*Stated problem:* In the records below, find each line containing the word "并且已经指出杀虫效果随着烷基" and copy it.

▼

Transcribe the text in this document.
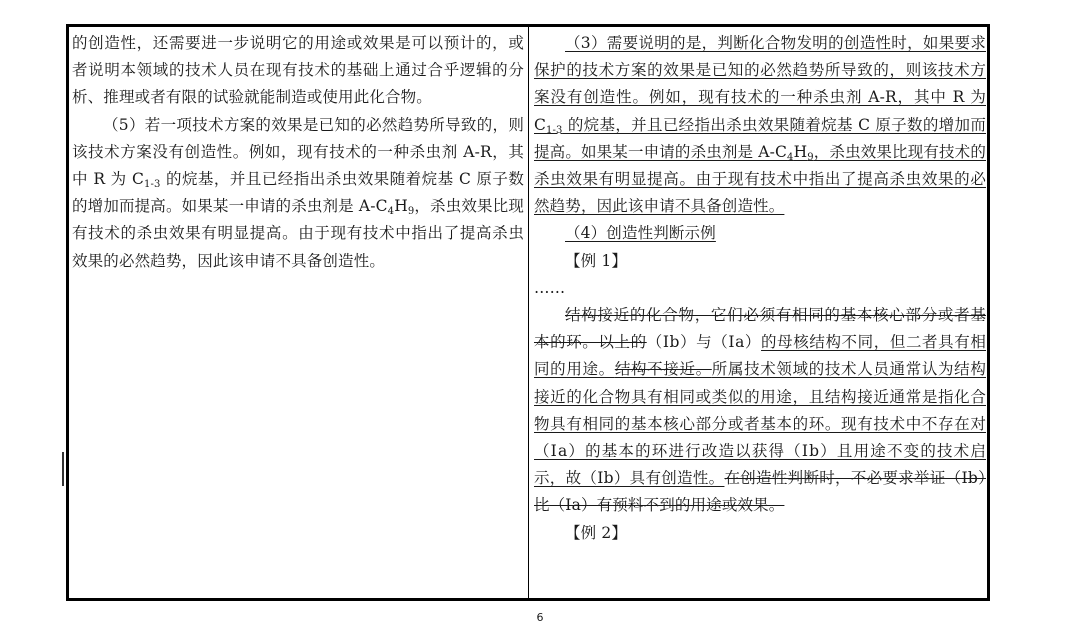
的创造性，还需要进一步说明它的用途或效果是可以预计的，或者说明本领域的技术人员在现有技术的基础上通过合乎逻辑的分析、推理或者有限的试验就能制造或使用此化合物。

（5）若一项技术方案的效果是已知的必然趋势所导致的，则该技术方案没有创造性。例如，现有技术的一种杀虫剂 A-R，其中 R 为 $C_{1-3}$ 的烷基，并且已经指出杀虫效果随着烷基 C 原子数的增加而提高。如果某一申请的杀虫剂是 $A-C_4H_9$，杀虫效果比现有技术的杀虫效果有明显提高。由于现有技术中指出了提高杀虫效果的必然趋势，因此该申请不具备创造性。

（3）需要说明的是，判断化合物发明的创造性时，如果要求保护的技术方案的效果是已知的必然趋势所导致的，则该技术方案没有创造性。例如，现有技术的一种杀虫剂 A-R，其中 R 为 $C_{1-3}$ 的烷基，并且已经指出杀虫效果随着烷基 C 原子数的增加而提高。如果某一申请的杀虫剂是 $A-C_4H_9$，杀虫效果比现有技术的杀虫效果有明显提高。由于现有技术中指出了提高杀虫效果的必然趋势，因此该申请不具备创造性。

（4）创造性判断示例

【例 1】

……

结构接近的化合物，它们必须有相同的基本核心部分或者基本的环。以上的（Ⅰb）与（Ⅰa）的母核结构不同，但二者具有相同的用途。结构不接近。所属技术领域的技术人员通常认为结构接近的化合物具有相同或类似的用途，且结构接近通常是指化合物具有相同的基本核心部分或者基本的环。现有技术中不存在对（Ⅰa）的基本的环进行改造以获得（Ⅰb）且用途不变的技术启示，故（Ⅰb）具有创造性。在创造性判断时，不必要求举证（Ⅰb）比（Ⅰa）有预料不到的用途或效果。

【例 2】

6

▲

*Solution for this task:*
（5）若一项技术方案的效果是已知的必然趋势所导致的，则该技术方案没有创造性。例如，现有技术的一种杀虫剂 A-R，其中 R 为 $C_{1-3}$ 的烷基，并且已经指出杀虫效果随着烷基 C 原子数的增加而提高。如果某一申请的杀虫剂是 $A-C_4H_9$，杀虫效果比现有技术的杀虫效果有明显提高。由于现有技术中指出了提高杀虫效果的必然趋势，因此该申请不具备创造性。
（3）需要说明的是，判断化合物发明的创造性时，如果要求保护的技术方案的效果是已知的必然趋势所导致的，则该技术方案没有创造性。例如，现有技术的一种杀虫剂 A-R，其中 R 为 $C_{1-3}$ 的烷基，并且已经指出杀虫效果随着烷基 C 原子数的增加而提高。如果某一申请的杀虫剂是 $A-C_4H_9$，杀虫效果比现有技术的杀虫效果有明显提高。由于现有技术中指出了提高杀虫效果的必然趋势，因此该申请不具备创造性。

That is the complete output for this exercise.